[Dataset excerpts]
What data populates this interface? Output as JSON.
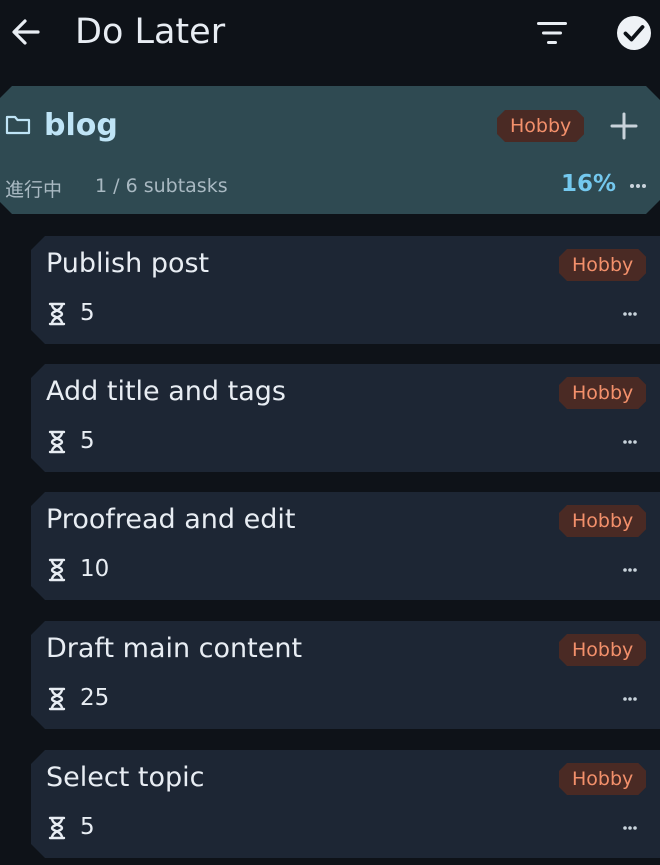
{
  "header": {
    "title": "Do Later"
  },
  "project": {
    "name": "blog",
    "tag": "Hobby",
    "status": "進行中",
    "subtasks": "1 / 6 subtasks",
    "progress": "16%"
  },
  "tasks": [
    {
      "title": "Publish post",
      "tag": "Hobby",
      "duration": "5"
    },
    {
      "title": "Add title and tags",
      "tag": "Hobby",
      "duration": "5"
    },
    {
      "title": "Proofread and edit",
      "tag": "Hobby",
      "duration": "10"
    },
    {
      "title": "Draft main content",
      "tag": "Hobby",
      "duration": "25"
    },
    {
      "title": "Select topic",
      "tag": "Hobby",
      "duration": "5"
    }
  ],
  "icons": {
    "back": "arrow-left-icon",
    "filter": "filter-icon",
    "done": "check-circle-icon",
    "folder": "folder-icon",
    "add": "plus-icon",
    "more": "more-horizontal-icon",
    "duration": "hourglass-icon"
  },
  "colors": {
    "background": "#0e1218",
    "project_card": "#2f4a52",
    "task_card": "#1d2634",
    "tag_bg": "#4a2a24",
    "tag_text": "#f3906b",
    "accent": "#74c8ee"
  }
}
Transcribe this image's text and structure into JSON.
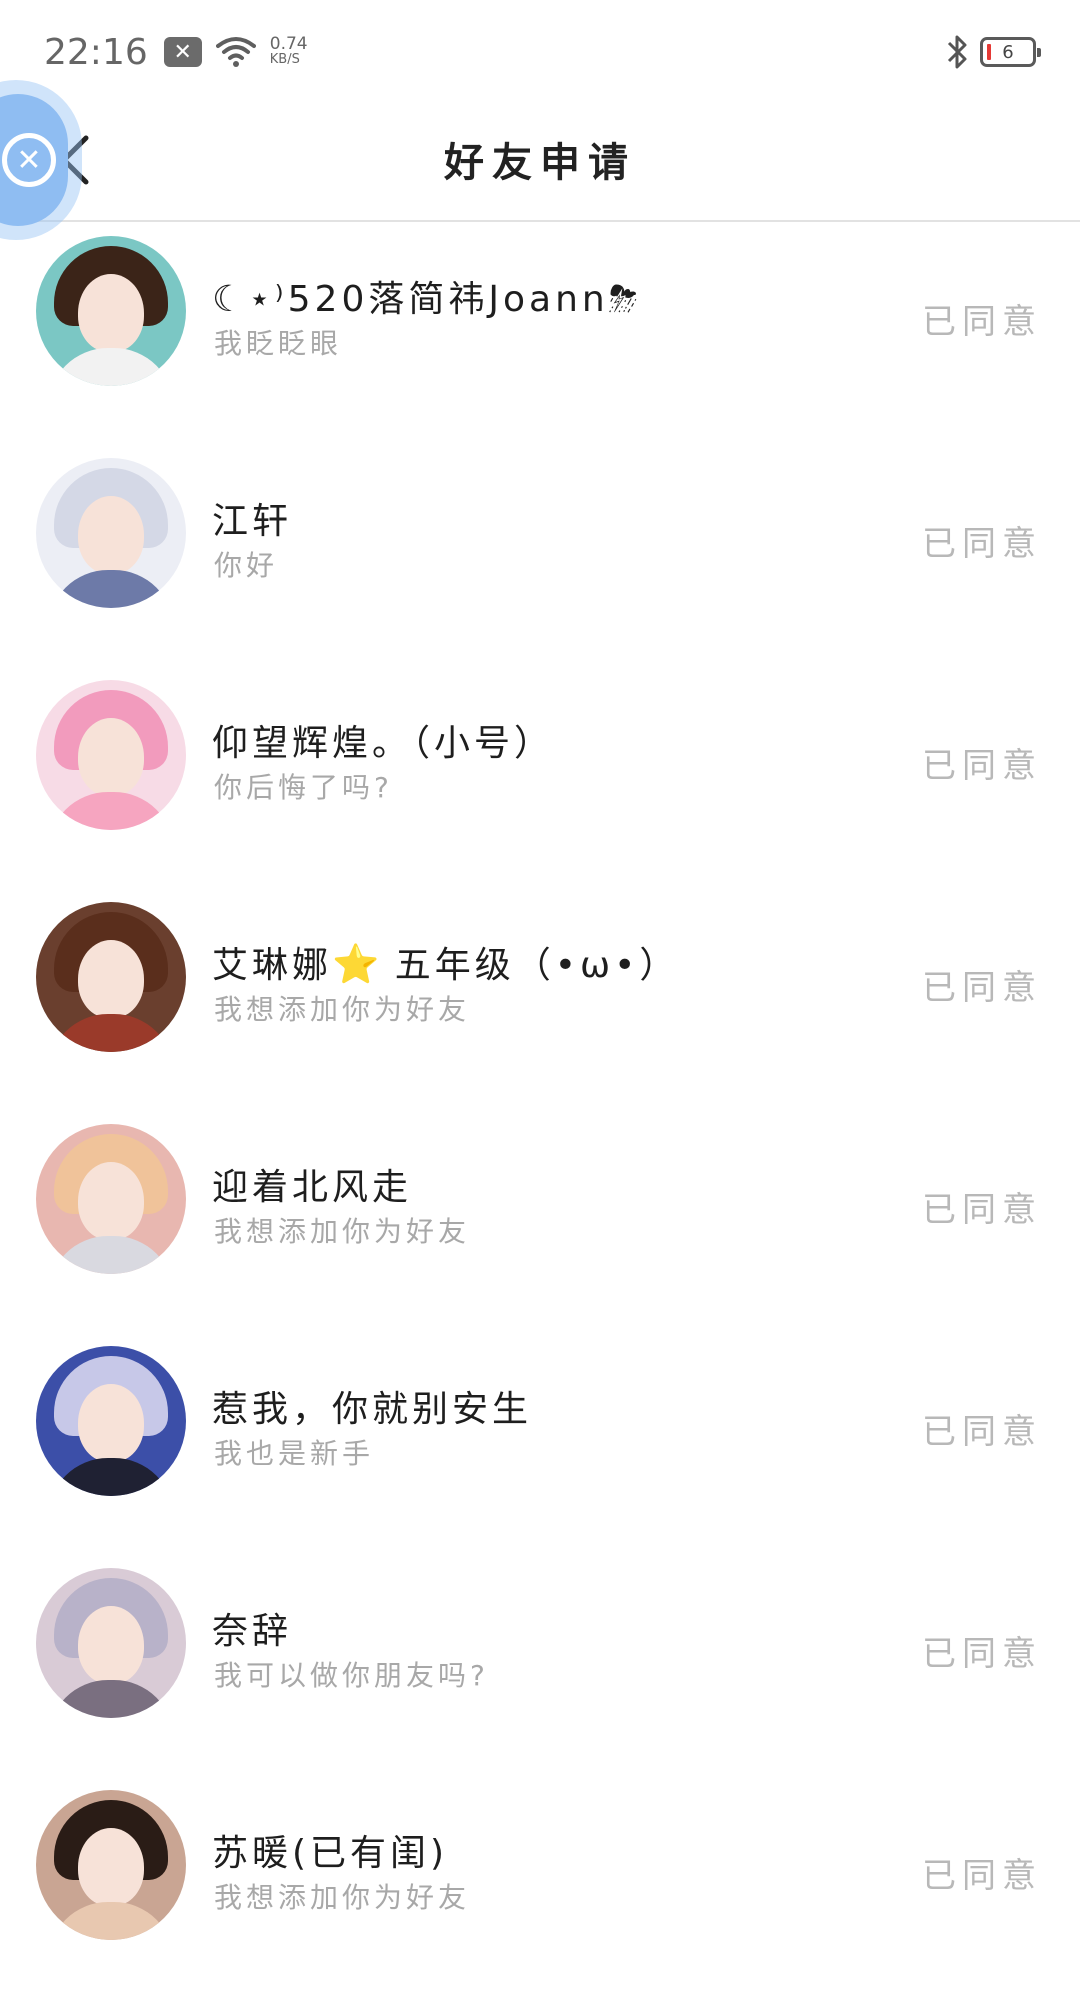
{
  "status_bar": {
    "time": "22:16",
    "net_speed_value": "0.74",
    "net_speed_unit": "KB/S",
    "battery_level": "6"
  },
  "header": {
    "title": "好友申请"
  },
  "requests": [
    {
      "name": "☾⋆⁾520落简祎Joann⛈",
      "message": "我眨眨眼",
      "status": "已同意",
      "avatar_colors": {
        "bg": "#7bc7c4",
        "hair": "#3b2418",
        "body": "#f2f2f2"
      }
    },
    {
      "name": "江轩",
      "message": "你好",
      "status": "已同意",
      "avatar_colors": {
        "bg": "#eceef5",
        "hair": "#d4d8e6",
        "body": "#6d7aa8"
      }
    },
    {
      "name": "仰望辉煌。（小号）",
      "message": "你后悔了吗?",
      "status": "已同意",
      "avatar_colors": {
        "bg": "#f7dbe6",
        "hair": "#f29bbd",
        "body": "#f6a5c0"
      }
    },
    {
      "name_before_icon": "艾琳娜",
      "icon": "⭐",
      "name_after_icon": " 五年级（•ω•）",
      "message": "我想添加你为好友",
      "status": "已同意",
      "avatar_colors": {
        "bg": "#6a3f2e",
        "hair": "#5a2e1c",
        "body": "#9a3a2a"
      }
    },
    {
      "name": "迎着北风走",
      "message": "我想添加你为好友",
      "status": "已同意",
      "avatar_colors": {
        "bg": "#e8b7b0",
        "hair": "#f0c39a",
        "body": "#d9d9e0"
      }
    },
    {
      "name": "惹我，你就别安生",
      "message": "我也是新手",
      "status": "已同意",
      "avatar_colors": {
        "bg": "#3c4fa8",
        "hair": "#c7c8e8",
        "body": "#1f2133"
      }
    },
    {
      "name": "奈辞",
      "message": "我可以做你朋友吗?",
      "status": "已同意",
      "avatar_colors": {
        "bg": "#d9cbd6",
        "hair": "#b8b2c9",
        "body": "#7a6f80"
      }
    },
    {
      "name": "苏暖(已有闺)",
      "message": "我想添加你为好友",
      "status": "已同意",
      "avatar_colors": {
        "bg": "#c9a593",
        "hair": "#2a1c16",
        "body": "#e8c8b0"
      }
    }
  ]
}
...
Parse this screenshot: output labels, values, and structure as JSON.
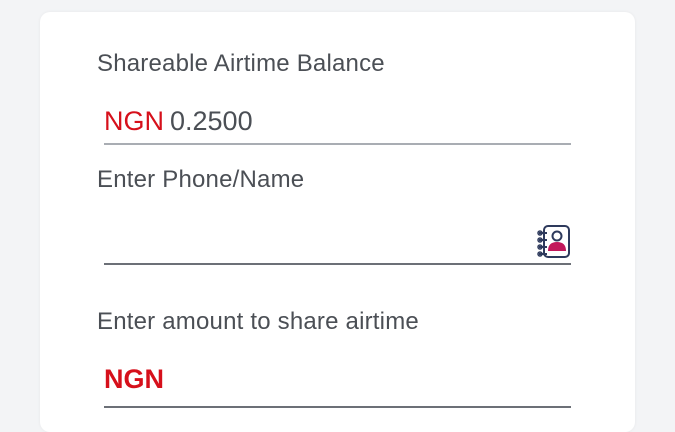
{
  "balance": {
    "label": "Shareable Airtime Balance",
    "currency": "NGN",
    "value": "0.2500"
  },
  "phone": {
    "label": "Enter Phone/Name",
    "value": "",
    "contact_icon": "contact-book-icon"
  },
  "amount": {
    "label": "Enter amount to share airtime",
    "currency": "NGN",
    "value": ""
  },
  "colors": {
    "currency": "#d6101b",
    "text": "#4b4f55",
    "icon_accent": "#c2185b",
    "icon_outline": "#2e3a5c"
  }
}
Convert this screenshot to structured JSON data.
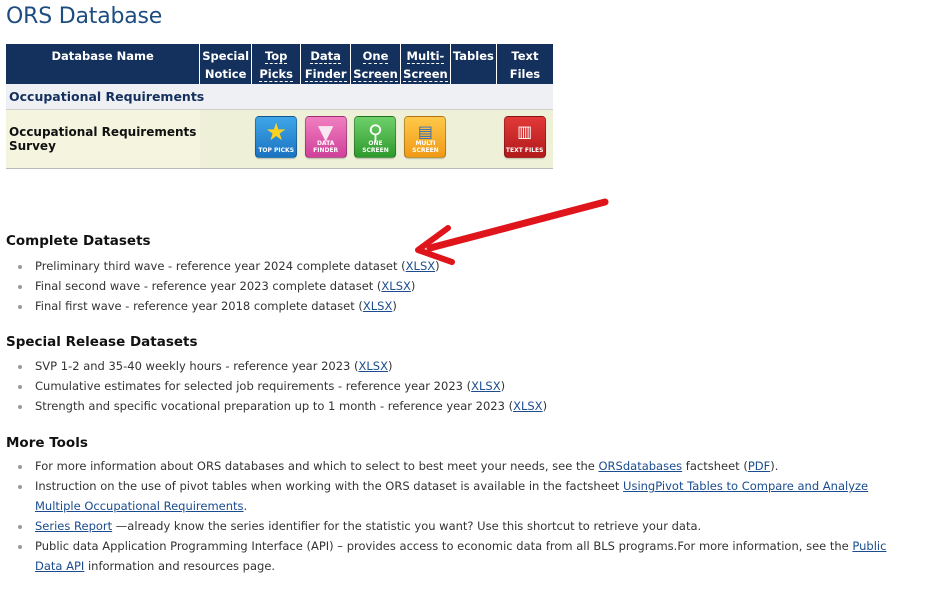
--
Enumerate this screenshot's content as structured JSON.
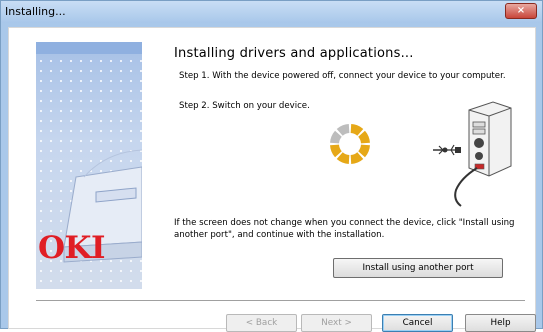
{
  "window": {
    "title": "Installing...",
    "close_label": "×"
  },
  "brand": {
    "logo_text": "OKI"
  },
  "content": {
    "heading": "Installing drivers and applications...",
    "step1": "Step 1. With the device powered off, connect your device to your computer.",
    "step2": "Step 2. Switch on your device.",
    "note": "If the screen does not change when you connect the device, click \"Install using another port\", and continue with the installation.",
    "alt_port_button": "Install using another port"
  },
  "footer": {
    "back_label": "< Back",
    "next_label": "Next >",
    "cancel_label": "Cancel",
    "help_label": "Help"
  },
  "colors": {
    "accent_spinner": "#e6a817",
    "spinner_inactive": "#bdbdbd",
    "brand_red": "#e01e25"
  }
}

WORK TO BE COMPLETED:
Only the lines from the one bearing "Parse this screenshot: output" to the one bearing "Convert this screenshot", both included, should be restated word for word, with pictures left out.

WRITTEN ANSWER:
Parse this screenshot: output labels, values, and structure as JSON.
{
  "balance": {
    "label": "Shareable Airtime Balance",
    "currency": "NGN",
    "value": "0.2500"
  },
  "phone": {
    "label": "Enter Phone/Name",
    "value": "",
    "contact_icon": "contact-book-icon"
  },
  "amount": {
    "label": "Enter amount to share airtime",
    "currency": "NGN",
    "value": ""
  },
  "colors": {
    "currency": "#d6101b",
    "text": "#4b4f55",
    "icon_accent": "#c2185b",
    "icon_outline": "#2e3a5c"
  }
}
Convert this screenshot to structured JSON data.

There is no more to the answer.